* [Task goal] Give the number of lines that include the word "szkół", and nothing else.

* [Material supplied]
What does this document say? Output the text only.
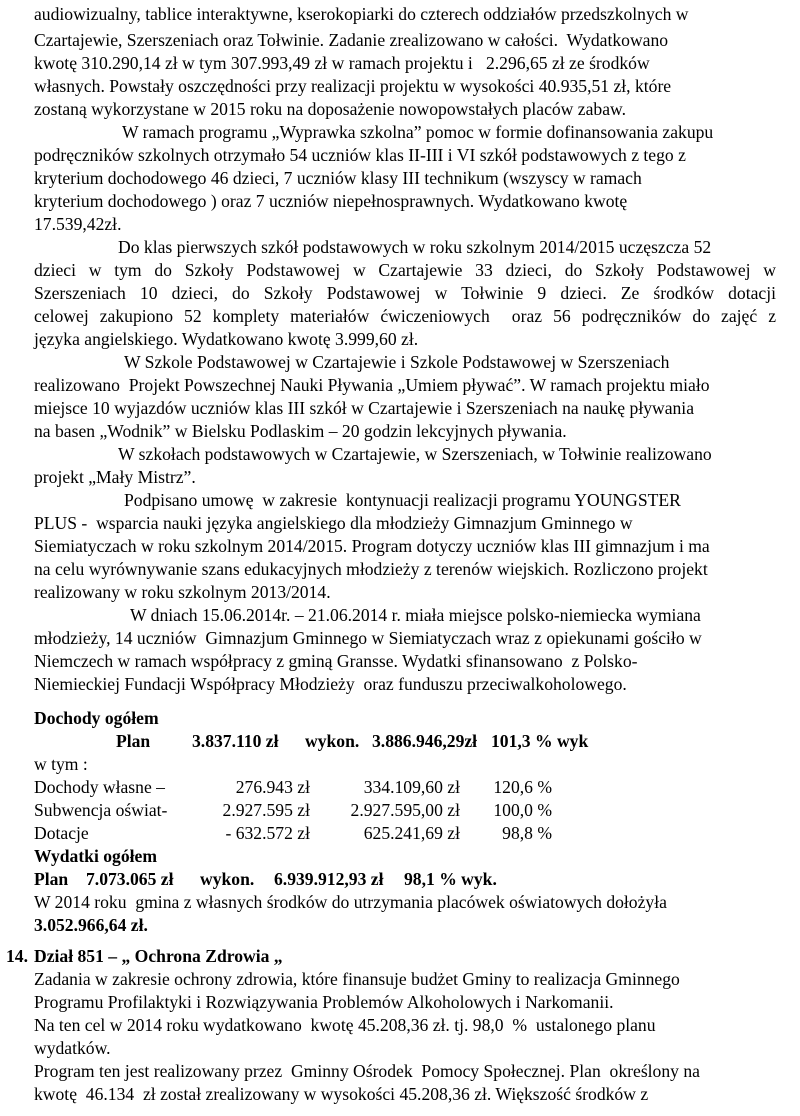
audiowizualny, tablice interaktywne, kserokopiarki do czterech oddziałów przedszkolnych w
Czartajewie, Szerszeniach oraz Tołwinie. Zadanie zrealizowano w całości.  Wydatkowano
kwotę 310.290,14 zł w tym 307.993,49 zł w ramach projektu i   2.296,65 zł ze środków
własnych. Powstały oszczędności przy realizacji projektu w wysokości 40.935,51 zł, które
zostaną wykorzystane w 2015 roku na doposażenie nowopowstałych placów zabaw.
W ramach programu „Wyprawka szkolna” pomoc w formie dofinansowania zakupu
podręczników szkolnych otrzymało 54 uczniów klas II-III i VI szkół podstawowych z tego z
kryterium dochodowego 46 dzieci, 7 uczniów klasy III technikum (wszyscy w ramach
kryterium dochodowego ) oraz 7 uczniów niepełnosprawnych. Wydatkowano kwotę
17.539,42zł.
Do klas pierwszych szkół podstawowych w roku szkolnym 2014/2015 uczęszcza 52
dzieci w tym do Szkoły Podstawowej w Czartajewie 33 dzieci, do Szkoły Podstawowej w
Szerszeniach 10 dzieci, do Szkoły Podstawowej w Tołwinie 9 dzieci. Ze środków dotacji
celowej zakupiono 52 komplety materiałów ćwiczeniowych  oraz 56 podręczników do zajęć z
języka angielskiego. Wydatkowano kwotę 3.999,60 zł.
W Szkole Podstawowej w Czartajewie i Szkole Podstawowej w Szerszeniach
realizowano  Projekt Powszechnej Nauki Pływania „Umiem pływać”. W ramach projektu miało
miejsce 10 wyjazdów uczniów klas III szkół w Czartajewie i Szerszeniach na naukę pływania
na basen „Wodnik” w Bielsku Podlaskim – 20 godzin lekcyjnych pływania.
W szkołach podstawowych w Czartajewie, w Szerszeniach, w Tołwinie realizowano
projekt „Mały Mistrz”.
Podpisano umowę  w zakresie  kontynuacji realizacji programu YOUNGSTER
PLUS -  wsparcia nauki języka angielskiego dla młodzieży Gimnazjum Gminnego w
Siemiatyczach w roku szkolnym 2014/2015. Program dotyczy uczniów klas III gimnazjum i ma
na celu wyrównywanie szans edukacyjnych młodzieży z terenów wiejskich. Rozliczono projekt
realizowany w roku szkolnym 2013/2014.
W dniach 15.06.2014r. – 21.06.2014 r. miała miejsce polsko-niemiecka wymiana
młodzieży, 14 uczniów  Gimnazjum Gminnego w Siemiatyczach wraz z opiekunami gościło w
Niemczech w ramach współpracy z gminą Gransse. Wydatki sfinansowano  z Polsko-
Niemieckiej Fundacji Współpracy Młodzieży  oraz funduszu przeciwalkoholowego.
Dochody ogółem
Plan 3.837.110 zł wykon. 3.886.946,29zł 101,3 % wyk
w tym :
Dochody własne –	276.943 zł	334.109,60 zł	120,6 %
Subwencja oświat-	2.927.595 zł	2.927.595,00 zł	100,0 %
Dotacje	- 632.572 zł	625.241,69 zł	98,8 %
Wydatki ogółem
Plan 7.073.065 zł wykon. 6.939.912,93 zł 98,1 % wyk.
W 2014 roku  gmina z własnych środków do utrzymania placówek oświatowych dołożyła
3.052.966,64 zł.
14. Dział 851 – „ Ochrona Zdrowia „
Zadania w zakresie ochrony zdrowia, które finansuje budżet Gminy to realizacja Gminnego
Programu Profilaktyki i Rozwiązywania Problemów Alkoholowych i Narkomanii.
Na ten cel w 2014 roku wydatkowano  kwotę 45.208,36 zł. tj. 98,0  %  ustalonego planu
wydatków.
Program ten jest realizowany przez  Gminny Ośrodek  Pomocy Społecznej. Plan  określony na
kwotę  46.134  zł został zrealizowany w wysokości 45.208,36 zł. Większość środków z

* [Answer to this problem] 3